### Passage

PRBO data sets are the source for all unreferenced descriptive statistics given below. PRBO's studies include work in the Bay/Delta, Klamath, Sacramento Valley, and San Joaquin Valley bioregions of California. Because of the similarity of the study sites in the San Joaquin and Sacramento regions, I combined data from these locations. The category "All sites" includes data from all the above mentioned bioregions. While this increased sample size for some analyses, it is down-plays some significant differences between BHGR breeding sites in the different bioregions. Finally, as is apparent for the bias toward northern central and coastal California, more data are needed from other bioregions around the state.
AVERAGE TERRITORY SIZE
No data available for California. Hill (1998, 1995) reported mean territory size in New Mexico as 0.79 ha (n=28, range=0.43-1.63ha). Ritchisson (1983) reported mean territory size in northern Utah to be about 2.7 ha (n=12, range=1.9-30ha).
TIME OF OCCURRENCE AND SEASONAL MOVEMENTS:
Data from 20 years of banding at PRBO's Palomarin Field Station (in the Bay/Delta bioregion) show that mature adult males, in at least their third year, and females (ages unspecified in data) typically begin arriving in the first week of April. The first capture of a female with a brood patch is April 16. Males in their second year of life (first breeding season, with dull plumage) typically arrive about a week later. Each age class shows an increase in capture rates about three weeks later (toward the end of April, beginning of May). This higher level is maintained until about June for yearling males and adult females, and extends into July for adult males (PRBO data).

### Available data
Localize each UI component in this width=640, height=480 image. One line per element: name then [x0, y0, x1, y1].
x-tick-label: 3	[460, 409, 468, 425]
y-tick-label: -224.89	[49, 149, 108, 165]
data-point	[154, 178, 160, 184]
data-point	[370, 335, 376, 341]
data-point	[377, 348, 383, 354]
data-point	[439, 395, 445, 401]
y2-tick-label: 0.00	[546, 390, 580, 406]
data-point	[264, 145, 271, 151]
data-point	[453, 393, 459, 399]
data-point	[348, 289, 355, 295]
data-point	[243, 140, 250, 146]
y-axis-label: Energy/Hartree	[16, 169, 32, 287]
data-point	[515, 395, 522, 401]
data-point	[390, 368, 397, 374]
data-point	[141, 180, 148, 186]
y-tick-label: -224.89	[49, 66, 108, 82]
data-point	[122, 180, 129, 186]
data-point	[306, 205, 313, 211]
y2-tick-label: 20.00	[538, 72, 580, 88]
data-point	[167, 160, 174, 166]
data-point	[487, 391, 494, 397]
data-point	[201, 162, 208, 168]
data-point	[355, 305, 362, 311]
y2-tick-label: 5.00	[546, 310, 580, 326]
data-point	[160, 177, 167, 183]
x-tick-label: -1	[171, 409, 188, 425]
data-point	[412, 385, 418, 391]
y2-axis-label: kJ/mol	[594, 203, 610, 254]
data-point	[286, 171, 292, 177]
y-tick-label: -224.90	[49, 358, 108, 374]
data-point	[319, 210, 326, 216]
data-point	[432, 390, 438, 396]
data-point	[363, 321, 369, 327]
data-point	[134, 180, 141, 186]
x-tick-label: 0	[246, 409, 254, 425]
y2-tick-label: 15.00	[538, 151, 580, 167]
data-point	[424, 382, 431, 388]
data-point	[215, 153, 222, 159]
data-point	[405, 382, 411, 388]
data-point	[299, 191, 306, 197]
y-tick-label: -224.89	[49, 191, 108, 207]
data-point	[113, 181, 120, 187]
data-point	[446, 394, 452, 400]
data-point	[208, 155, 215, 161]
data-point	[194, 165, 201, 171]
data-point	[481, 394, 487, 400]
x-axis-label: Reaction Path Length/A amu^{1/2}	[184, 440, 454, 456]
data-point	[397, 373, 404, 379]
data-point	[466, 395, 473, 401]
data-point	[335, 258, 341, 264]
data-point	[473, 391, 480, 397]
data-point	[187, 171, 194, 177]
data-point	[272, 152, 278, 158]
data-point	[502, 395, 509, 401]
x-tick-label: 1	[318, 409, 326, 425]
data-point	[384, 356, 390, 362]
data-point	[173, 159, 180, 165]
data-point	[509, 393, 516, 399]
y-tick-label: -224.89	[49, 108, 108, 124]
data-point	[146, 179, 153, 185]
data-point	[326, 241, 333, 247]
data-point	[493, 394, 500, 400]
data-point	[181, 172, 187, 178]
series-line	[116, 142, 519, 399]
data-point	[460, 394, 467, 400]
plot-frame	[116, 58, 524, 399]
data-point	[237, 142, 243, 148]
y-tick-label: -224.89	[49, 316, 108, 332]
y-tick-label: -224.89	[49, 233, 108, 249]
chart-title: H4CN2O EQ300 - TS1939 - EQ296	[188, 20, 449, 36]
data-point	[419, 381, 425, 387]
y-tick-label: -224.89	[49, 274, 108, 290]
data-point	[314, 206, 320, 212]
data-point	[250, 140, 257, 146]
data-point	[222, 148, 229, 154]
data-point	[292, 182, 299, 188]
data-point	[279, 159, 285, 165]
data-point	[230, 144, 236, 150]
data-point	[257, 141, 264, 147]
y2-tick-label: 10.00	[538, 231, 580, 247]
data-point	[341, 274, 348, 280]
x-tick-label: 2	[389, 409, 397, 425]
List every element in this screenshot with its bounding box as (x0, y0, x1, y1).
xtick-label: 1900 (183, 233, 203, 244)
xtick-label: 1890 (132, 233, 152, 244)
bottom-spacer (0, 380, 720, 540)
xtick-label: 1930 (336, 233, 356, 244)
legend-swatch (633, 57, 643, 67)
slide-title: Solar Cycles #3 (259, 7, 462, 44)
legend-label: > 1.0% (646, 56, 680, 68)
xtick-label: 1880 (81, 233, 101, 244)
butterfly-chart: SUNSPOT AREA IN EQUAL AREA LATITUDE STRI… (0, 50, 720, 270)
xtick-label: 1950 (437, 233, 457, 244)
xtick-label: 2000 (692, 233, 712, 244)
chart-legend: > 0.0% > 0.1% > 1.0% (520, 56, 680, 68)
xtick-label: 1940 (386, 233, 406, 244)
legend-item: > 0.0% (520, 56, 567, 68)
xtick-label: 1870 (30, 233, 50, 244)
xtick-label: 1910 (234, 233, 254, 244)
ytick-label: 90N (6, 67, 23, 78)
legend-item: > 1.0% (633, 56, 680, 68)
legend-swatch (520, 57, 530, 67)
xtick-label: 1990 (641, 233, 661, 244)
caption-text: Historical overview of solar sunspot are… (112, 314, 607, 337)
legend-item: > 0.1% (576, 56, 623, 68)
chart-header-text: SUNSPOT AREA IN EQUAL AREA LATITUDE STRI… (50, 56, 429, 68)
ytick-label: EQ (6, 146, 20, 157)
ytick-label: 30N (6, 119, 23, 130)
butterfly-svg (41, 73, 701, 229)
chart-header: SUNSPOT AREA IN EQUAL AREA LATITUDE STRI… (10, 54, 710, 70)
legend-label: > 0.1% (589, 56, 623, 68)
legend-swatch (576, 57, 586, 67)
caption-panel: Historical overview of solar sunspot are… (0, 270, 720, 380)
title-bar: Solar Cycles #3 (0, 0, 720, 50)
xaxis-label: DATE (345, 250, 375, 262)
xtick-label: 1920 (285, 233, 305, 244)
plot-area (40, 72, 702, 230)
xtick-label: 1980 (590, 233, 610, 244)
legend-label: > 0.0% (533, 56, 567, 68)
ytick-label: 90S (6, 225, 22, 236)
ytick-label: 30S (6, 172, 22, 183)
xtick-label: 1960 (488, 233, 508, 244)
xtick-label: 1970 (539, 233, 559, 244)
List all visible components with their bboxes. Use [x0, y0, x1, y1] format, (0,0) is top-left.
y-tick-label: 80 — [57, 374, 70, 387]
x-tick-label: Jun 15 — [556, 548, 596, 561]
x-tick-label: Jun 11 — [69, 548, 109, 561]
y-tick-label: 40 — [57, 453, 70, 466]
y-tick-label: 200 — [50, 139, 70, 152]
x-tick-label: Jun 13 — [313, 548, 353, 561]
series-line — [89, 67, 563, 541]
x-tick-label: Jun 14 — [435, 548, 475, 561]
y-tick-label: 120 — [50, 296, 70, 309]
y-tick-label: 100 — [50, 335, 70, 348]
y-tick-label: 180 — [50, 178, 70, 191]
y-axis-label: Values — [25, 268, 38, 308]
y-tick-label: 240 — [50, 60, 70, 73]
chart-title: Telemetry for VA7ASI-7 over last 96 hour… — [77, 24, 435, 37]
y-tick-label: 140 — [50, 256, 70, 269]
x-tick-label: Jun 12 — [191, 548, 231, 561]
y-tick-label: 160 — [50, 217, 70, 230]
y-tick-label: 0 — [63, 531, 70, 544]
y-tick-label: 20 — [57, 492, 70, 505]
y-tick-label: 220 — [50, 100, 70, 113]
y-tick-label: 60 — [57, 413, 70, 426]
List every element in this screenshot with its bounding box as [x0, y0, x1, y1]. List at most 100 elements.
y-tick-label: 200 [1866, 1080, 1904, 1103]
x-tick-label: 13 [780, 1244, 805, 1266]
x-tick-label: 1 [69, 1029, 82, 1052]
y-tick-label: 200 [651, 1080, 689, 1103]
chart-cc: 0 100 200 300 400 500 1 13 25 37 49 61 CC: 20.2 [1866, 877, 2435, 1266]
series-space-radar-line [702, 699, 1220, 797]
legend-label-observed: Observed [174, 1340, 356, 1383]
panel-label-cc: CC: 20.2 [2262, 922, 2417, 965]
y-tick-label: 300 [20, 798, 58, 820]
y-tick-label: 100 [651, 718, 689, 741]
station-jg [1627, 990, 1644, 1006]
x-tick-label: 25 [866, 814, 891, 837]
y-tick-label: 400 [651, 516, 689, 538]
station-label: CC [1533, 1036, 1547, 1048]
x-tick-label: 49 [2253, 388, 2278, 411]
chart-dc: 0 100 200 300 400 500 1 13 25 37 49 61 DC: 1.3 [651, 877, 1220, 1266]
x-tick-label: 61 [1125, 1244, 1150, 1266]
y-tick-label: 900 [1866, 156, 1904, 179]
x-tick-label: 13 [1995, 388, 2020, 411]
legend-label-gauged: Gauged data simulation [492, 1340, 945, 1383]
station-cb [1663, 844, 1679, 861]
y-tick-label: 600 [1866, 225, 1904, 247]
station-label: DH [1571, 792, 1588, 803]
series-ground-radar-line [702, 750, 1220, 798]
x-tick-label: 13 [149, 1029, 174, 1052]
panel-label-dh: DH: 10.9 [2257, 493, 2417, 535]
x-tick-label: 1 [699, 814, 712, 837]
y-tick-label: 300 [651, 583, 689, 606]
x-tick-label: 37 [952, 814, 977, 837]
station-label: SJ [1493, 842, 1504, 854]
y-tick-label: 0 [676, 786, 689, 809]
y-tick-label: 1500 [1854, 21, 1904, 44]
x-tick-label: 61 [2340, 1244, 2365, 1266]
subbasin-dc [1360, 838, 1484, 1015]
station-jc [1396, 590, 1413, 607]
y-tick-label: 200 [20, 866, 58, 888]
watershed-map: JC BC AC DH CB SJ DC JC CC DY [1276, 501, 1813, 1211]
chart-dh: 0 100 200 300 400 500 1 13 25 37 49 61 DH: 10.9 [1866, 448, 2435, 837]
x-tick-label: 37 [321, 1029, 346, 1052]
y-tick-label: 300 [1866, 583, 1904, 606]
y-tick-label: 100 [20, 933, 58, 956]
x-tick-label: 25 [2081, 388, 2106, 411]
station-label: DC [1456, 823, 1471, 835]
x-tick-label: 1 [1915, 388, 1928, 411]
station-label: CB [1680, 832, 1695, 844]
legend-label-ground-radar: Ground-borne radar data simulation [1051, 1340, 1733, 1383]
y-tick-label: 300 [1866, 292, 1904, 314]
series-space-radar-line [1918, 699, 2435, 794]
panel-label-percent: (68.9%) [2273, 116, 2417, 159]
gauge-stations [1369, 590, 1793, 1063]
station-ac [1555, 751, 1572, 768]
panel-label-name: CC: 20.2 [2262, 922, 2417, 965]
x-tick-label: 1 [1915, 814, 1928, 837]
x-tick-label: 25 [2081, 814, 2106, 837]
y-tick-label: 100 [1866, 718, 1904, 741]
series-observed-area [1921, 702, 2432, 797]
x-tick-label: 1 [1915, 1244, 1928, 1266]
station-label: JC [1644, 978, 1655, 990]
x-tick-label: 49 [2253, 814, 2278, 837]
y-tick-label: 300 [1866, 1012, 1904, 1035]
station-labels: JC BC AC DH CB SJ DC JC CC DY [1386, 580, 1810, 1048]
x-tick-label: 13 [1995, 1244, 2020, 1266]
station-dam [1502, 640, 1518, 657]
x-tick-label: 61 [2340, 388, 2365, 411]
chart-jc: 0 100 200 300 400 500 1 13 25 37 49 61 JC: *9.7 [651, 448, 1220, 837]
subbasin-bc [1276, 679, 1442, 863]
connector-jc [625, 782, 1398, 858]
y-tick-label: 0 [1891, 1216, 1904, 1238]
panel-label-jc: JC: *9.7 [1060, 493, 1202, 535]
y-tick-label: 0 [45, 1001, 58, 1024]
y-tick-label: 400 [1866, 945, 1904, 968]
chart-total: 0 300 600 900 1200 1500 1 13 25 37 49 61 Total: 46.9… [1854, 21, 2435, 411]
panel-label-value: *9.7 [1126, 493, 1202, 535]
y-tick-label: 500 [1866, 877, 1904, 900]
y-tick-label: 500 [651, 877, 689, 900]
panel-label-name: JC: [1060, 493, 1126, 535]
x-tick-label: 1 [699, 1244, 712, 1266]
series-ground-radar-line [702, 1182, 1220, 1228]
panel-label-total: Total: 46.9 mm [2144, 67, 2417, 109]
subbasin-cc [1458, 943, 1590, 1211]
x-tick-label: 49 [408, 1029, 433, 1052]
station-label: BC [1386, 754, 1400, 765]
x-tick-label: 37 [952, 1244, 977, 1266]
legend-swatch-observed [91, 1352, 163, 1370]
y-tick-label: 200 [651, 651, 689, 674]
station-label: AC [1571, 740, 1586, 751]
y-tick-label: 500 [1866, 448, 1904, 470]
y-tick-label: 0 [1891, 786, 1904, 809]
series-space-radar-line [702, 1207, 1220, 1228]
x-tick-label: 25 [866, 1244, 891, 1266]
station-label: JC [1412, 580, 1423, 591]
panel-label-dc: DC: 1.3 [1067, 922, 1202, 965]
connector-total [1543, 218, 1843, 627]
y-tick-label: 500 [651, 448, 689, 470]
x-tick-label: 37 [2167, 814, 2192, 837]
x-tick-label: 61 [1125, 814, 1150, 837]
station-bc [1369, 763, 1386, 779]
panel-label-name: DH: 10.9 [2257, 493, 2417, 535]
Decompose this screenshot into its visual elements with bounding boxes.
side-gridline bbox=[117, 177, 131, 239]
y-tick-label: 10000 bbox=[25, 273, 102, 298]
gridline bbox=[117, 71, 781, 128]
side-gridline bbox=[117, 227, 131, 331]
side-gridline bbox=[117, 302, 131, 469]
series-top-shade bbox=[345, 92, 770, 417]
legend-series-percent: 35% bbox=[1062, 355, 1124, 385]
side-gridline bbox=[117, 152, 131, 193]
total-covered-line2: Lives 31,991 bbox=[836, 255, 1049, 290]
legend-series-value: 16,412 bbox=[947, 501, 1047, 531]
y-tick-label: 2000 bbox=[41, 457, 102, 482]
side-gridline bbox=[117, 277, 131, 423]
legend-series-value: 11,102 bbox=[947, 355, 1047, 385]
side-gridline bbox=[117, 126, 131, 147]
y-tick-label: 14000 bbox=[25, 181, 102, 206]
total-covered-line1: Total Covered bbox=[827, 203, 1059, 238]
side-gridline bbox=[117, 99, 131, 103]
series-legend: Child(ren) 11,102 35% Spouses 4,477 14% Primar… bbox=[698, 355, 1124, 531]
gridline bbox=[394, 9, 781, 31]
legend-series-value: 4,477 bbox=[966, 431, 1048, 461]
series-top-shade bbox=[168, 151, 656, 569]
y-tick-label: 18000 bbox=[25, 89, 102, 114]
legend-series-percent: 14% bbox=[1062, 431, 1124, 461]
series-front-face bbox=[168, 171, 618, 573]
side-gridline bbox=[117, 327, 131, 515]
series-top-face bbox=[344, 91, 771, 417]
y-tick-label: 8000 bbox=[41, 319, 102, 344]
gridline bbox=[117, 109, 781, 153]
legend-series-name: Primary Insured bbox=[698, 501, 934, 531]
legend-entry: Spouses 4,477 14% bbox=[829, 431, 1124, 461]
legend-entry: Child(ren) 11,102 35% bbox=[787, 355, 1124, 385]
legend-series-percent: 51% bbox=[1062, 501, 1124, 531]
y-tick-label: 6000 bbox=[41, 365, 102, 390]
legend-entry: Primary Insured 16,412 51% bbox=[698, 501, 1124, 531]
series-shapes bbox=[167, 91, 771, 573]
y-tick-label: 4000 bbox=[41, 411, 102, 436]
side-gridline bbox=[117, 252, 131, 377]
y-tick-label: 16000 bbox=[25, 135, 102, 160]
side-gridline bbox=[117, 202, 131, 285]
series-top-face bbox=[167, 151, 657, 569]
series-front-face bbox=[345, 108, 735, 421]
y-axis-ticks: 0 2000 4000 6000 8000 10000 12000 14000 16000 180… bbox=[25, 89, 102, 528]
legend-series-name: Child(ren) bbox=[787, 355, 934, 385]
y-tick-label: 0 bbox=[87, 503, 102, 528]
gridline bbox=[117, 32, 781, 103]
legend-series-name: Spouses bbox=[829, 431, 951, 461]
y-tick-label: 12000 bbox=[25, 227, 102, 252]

### Description of the task
Write the next part of the passage on BHGR territory size and seasonal movements, starting after its last sentence.

### Answer to this task
Weston(1947) reported records from 1911 to 1946 that show the arrival of BHGR in Berkeley (Bay/Delta bioregion) as early as April 4 and as late as April 23. In 1945, he first observed a male in his study area on April 14. Only males were observed for the following six days. On April 20, the first female was seen (Weston 1947). Hill (1989) and Weston (1947) observed males arriving about a week before females. Hill elaborated, reporting that mature adult males arrived 1-3 days before younger males, and that yearling males arrived in his study area about two weeks after the first elder male (Hill 1995). Ritchisson (1983) observed the first arrivals in his study area in Utah during the first two weeks of May. The area was not completely settled for another few weeks. Hill (1995) reported that BHGR arrival on breeding grounds varies greatly with geographic region and altitude, but that the arrival pattern of age classes and sexes remains fairly consistent in every region studied.
In the Bay/Delta bioregion (Berkeley area), adult males generally depart in late July. Females continue to tend to the young, and both start fall migration in mid-August (Weston 1947). Hill (1995) reports that adult males begin leaving their breeding grounds in late July to early August and that females and young of the year leave later, in less regular intervals. PRBO banding data support this: In 25 years of banding at the Palomarin Field Station (Bay/Delta region) there are no capture records of a mature male after July 22, while captures of female and young regularly extend into October (n=1339 total captures).
MIGRATION/STOPOVER CHARACTERISTICS
FOOD HABITS
FORAGING STRATEGY
In a study of insect-gleaning birds in the central Sierra Nevada, Airola (1985) reports that BHGR primarily foraged in the higher strata of the canopy, preferring oak-pine stands. While foraging, grosbeaks gleaned (70%), lunged (25%), and hawked (5%). BHGR also forage on the ground, in agricultural fields, and among weeds and exotic thistle patches (Weston 1947, Shuford 1993, Hill 1995).DIET
BHGR seems to be somewhat of a generalist, recorded as having consumed both native and exotic species of insects and plants. BHGR forage primarily on insects during the breeding season and warmer months when they are readily available (Weston 1947, Hill 1995). Over the breeding season, diet will also include spiders, seeds, and fruits. In northern California, BHGR forage on California Blackberry (R. ursinus) and Himilaya Blackberry (R. discolor) when those plants are fruiting (pers. obs.).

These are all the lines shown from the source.